Short problem: From the listing below, pull out every line where the string "Vorderer" appears.
------
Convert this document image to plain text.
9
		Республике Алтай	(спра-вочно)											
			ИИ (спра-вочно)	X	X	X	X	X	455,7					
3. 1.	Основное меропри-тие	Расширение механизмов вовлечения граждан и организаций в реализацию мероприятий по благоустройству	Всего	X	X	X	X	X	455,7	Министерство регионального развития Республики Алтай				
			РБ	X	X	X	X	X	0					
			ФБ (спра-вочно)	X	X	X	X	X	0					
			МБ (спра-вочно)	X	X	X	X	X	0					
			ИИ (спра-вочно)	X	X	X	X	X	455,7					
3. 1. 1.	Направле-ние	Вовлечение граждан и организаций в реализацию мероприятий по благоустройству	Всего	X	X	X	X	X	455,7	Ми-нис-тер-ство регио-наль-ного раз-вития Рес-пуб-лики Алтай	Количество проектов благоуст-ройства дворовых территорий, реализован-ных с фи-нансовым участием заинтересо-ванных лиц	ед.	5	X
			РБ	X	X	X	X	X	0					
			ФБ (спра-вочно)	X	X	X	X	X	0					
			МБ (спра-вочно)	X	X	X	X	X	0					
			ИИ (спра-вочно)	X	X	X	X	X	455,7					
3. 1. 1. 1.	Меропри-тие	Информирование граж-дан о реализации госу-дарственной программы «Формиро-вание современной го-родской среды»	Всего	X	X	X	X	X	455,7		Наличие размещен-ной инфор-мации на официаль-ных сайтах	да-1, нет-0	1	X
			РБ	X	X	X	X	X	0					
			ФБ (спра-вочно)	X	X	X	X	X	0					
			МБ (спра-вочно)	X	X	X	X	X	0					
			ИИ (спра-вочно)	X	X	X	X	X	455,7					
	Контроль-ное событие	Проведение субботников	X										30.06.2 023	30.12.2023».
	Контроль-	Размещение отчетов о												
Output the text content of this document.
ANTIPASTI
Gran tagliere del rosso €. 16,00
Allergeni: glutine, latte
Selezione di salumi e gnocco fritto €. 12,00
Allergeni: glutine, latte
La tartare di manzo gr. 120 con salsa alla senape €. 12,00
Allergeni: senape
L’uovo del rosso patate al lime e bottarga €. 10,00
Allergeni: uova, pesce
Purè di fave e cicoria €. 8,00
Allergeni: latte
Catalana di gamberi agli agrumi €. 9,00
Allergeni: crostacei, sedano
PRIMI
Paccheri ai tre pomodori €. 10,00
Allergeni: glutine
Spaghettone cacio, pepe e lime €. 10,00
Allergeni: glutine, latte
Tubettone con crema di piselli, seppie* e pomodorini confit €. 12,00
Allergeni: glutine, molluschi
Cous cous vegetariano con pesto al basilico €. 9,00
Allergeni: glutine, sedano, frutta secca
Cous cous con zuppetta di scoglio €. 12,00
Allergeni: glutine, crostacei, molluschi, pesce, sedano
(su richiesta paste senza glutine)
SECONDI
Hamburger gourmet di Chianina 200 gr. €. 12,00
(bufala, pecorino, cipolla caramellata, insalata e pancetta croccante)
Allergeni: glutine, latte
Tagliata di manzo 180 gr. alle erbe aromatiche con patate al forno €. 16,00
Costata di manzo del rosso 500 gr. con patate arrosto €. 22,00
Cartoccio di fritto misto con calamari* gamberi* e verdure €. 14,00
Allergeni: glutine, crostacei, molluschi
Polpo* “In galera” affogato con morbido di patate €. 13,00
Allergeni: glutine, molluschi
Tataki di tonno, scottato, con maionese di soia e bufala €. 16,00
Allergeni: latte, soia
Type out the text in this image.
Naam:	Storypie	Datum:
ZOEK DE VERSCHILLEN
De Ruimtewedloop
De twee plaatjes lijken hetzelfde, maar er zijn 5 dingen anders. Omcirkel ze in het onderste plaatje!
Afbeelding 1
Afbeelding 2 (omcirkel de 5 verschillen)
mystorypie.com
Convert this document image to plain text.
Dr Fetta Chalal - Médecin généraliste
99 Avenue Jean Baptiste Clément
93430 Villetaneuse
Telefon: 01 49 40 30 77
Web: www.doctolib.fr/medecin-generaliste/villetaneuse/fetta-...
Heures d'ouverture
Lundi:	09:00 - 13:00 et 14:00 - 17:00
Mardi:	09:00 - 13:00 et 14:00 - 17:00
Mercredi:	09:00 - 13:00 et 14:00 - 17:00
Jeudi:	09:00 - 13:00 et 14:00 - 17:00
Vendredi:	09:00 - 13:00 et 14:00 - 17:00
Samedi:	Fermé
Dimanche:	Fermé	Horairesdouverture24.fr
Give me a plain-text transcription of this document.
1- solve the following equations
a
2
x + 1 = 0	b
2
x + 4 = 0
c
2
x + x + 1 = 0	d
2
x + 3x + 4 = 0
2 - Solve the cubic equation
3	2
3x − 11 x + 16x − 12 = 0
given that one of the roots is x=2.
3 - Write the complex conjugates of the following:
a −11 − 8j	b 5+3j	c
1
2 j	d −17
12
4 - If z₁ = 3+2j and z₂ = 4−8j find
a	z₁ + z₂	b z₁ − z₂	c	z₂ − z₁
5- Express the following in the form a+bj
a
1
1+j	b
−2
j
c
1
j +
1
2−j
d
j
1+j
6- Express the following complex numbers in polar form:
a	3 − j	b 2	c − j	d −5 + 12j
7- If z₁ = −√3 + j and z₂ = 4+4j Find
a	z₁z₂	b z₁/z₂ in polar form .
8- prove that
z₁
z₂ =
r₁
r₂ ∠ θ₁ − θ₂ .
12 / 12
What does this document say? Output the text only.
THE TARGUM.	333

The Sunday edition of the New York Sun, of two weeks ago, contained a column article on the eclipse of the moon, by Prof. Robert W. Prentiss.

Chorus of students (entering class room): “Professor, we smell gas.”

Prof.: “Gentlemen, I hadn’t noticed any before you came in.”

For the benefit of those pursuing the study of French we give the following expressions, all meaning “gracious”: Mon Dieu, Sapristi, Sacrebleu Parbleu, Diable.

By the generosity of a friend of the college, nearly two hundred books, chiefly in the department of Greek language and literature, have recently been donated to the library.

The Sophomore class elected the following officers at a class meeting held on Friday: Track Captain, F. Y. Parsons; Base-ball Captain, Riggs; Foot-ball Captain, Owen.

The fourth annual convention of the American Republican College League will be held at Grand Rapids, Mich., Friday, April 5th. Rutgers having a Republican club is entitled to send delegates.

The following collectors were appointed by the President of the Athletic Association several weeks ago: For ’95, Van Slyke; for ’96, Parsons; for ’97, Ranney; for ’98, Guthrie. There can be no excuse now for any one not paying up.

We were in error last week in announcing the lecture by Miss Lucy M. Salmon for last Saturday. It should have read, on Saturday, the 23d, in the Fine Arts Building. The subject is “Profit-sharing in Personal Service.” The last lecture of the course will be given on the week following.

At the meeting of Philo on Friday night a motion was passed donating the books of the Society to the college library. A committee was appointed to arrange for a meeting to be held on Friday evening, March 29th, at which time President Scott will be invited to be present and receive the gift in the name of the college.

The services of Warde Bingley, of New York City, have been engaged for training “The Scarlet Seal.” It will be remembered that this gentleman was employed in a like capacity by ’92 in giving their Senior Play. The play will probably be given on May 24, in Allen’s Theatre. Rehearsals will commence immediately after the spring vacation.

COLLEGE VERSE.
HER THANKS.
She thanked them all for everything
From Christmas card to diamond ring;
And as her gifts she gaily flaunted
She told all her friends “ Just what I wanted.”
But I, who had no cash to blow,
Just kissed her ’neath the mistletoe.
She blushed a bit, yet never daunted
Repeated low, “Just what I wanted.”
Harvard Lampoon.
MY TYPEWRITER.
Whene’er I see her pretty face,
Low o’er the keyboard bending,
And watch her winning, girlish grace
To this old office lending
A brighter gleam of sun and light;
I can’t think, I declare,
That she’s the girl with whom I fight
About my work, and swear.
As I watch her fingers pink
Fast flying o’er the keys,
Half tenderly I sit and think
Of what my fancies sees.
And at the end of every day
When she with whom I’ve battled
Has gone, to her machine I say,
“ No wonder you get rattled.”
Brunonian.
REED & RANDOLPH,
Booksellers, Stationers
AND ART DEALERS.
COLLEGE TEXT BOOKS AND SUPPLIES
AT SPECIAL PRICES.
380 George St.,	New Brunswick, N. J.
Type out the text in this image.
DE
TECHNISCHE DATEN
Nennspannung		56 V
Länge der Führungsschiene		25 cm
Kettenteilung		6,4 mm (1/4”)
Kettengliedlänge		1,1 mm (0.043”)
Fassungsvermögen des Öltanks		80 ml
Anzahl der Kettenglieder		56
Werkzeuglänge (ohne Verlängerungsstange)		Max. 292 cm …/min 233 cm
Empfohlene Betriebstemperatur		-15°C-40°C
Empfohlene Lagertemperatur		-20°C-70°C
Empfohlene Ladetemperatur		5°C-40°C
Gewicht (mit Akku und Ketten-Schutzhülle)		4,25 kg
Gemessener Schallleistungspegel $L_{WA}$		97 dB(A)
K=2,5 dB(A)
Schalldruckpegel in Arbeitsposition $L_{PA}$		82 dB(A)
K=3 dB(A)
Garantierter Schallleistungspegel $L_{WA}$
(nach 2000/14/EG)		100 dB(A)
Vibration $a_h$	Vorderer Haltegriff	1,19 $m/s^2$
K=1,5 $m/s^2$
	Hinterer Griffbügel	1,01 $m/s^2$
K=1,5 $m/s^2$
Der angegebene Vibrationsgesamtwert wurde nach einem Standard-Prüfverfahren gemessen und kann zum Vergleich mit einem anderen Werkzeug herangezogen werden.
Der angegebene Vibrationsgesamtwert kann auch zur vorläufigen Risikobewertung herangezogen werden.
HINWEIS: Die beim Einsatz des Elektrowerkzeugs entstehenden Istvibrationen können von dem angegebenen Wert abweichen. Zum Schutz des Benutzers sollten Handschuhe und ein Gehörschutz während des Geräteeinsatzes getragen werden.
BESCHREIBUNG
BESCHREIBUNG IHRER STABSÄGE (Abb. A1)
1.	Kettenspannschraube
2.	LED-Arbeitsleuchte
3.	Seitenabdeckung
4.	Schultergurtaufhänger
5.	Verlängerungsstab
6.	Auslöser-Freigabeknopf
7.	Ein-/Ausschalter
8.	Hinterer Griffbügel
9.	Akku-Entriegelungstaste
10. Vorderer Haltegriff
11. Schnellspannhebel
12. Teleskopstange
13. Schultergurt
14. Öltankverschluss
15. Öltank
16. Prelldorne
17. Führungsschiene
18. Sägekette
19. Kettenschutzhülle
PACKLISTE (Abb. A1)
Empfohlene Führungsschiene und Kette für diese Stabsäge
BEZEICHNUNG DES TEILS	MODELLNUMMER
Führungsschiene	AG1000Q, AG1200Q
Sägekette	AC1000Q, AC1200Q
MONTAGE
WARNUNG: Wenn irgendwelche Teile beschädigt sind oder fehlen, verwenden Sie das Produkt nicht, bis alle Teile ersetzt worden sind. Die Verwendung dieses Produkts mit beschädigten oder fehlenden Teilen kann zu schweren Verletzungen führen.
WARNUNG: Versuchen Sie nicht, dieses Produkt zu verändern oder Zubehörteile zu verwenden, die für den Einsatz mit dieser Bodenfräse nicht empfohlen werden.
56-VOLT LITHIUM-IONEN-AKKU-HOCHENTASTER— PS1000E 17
------
Exercise response:
Vibration $a_h$	Vorderer Haltegriff	1,19 $m/s^2$
10. Vorderer Haltegriff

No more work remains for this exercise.